▶ EXERCISE REQUIREMENTS
Without the pictures, reproduce the records that follow exactly.

Begin EXTRACTED MATERIAL

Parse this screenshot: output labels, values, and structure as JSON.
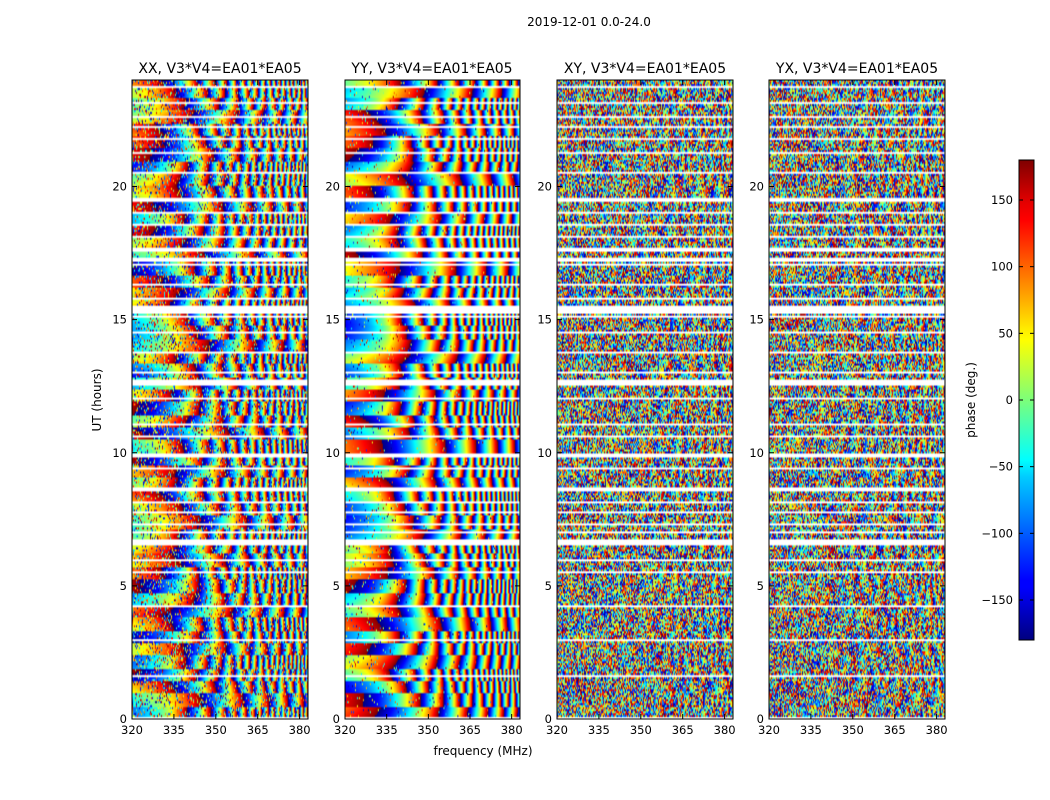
{
  "chart_data": {
    "type": "heatmap",
    "suptitle": "2019-12-01 0.0-24.0",
    "xlabel": "frequency (MHz)",
    "ylabel": "UT (hours)",
    "xlim": [
      320,
      383
    ],
    "ylim": [
      0,
      24
    ],
    "xticks": [
      "320",
      "335",
      "350",
      "365",
      "380"
    ],
    "yticks": [
      "0",
      "5",
      "10",
      "15",
      "20"
    ],
    "panels": [
      {
        "title": "XX, V3*V4=EA01*EA05",
        "fringe_strength": 0.85
      },
      {
        "title": "YY, V3*V4=EA01*EA05",
        "fringe_strength": 1.0
      },
      {
        "title": "XY, V3*V4=EA01*EA05",
        "fringe_strength": 0.35
      },
      {
        "title": "YX, V3*V4=EA01*EA05",
        "fringe_strength": 0.4
      }
    ],
    "flagged_time_ranges_hours": [
      [
        0.0,
        0.08
      ],
      [
        1.55,
        1.62
      ],
      [
        2.95,
        3.02
      ],
      [
        4.2,
        4.28
      ],
      [
        5.45,
        5.52
      ],
      [
        5.95,
        6.02
      ],
      [
        6.55,
        6.72
      ],
      [
        6.95,
        7.05
      ],
      [
        7.3,
        7.38
      ],
      [
        7.7,
        7.78
      ],
      [
        8.1,
        8.18
      ],
      [
        8.55,
        8.68
      ],
      [
        9.35,
        9.45
      ],
      [
        9.85,
        9.95
      ],
      [
        10.55,
        10.62
      ],
      [
        11.05,
        11.12
      ],
      [
        12.0,
        12.08
      ],
      [
        12.55,
        12.75
      ],
      [
        12.95,
        13.08
      ],
      [
        13.7,
        13.78
      ],
      [
        14.45,
        14.52
      ],
      [
        15.1,
        15.18
      ],
      [
        15.25,
        15.5
      ],
      [
        15.75,
        15.82
      ],
      [
        16.3,
        16.38
      ],
      [
        17.0,
        17.1
      ],
      [
        17.15,
        17.35
      ],
      [
        17.55,
        17.7
      ],
      [
        18.05,
        18.12
      ],
      [
        18.5,
        18.58
      ],
      [
        18.95,
        19.02
      ],
      [
        19.4,
        19.6
      ],
      [
        19.7,
        19.75
      ],
      [
        20.45,
        20.52
      ],
      [
        21.2,
        21.28
      ],
      [
        21.75,
        21.82
      ],
      [
        22.2,
        22.28
      ],
      [
        22.6,
        22.68
      ],
      [
        23.1,
        23.18
      ],
      [
        23.7,
        23.76
      ]
    ],
    "colorbar": {
      "label": "phase (deg.)",
      "min": -180,
      "max": 180,
      "ticks": [
        "150",
        "100",
        "50",
        "0",
        "−50",
        "−100",
        "−150"
      ],
      "tick_values": [
        150,
        100,
        50,
        0,
        -50,
        -100,
        -150
      ],
      "colormap": "jet"
    }
  }
}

End EXTRACTED MATERIAL

▶ TASK RESPONSE
Parse this screenshot: output labels, values, and structure as JSON.
{
  "chart_data": {
    "type": "heatmap",
    "suptitle": "2019-12-01 0.0-24.0",
    "xlabel": "frequency (MHz)",
    "ylabel": "UT (hours)",
    "xlim": [
      320,
      383
    ],
    "ylim": [
      0,
      24
    ],
    "xticks": [
      "320",
      "335",
      "350",
      "365",
      "380"
    ],
    "yticks": [
      "0",
      "5",
      "10",
      "15",
      "20"
    ],
    "panels": [
      {
        "title": "XX, V3*V4=EA01*EA05",
        "fringe_strength": 0.85
      },
      {
        "title": "YY, V3*V4=EA01*EA05",
        "fringe_strength": 1.0
      },
      {
        "title": "XY, V3*V4=EA01*EA05",
        "fringe_strength": 0.35
      },
      {
        "title": "YX, V3*V4=EA01*EA05",
        "fringe_strength": 0.4
      }
    ],
    "flagged_time_ranges_hours": [
      [
        0.0,
        0.08
      ],
      [
        1.55,
        1.62
      ],
      [
        2.95,
        3.02
      ],
      [
        4.2,
        4.28
      ],
      [
        5.45,
        5.52
      ],
      [
        5.95,
        6.02
      ],
      [
        6.55,
        6.72
      ],
      [
        6.95,
        7.05
      ],
      [
        7.3,
        7.38
      ],
      [
        7.7,
        7.78
      ],
      [
        8.1,
        8.18
      ],
      [
        8.55,
        8.68
      ],
      [
        9.35,
        9.45
      ],
      [
        9.85,
        9.95
      ],
      [
        10.55,
        10.62
      ],
      [
        11.05,
        11.12
      ],
      [
        12.0,
        12.08
      ],
      [
        12.55,
        12.75
      ],
      [
        12.95,
        13.08
      ],
      [
        13.7,
        13.78
      ],
      [
        14.45,
        14.52
      ],
      [
        15.1,
        15.18
      ],
      [
        15.25,
        15.5
      ],
      [
        15.75,
        15.82
      ],
      [
        16.3,
        16.38
      ],
      [
        17.0,
        17.1
      ],
      [
        17.15,
        17.35
      ],
      [
        17.55,
        17.7
      ],
      [
        18.05,
        18.12
      ],
      [
        18.5,
        18.58
      ],
      [
        18.95,
        19.02
      ],
      [
        19.4,
        19.6
      ],
      [
        19.7,
        19.75
      ],
      [
        20.45,
        20.52
      ],
      [
        21.2,
        21.28
      ],
      [
        21.75,
        21.82
      ],
      [
        22.2,
        22.28
      ],
      [
        22.6,
        22.68
      ],
      [
        23.1,
        23.18
      ],
      [
        23.7,
        23.76
      ]
    ],
    "colorbar": {
      "label": "phase (deg.)",
      "min": -180,
      "max": 180,
      "ticks": [
        "150",
        "100",
        "50",
        "0",
        "−50",
        "−100",
        "−150"
      ],
      "tick_values": [
        150,
        100,
        50,
        0,
        -50,
        -100,
        -150
      ],
      "colormap": "jet"
    }
  }
}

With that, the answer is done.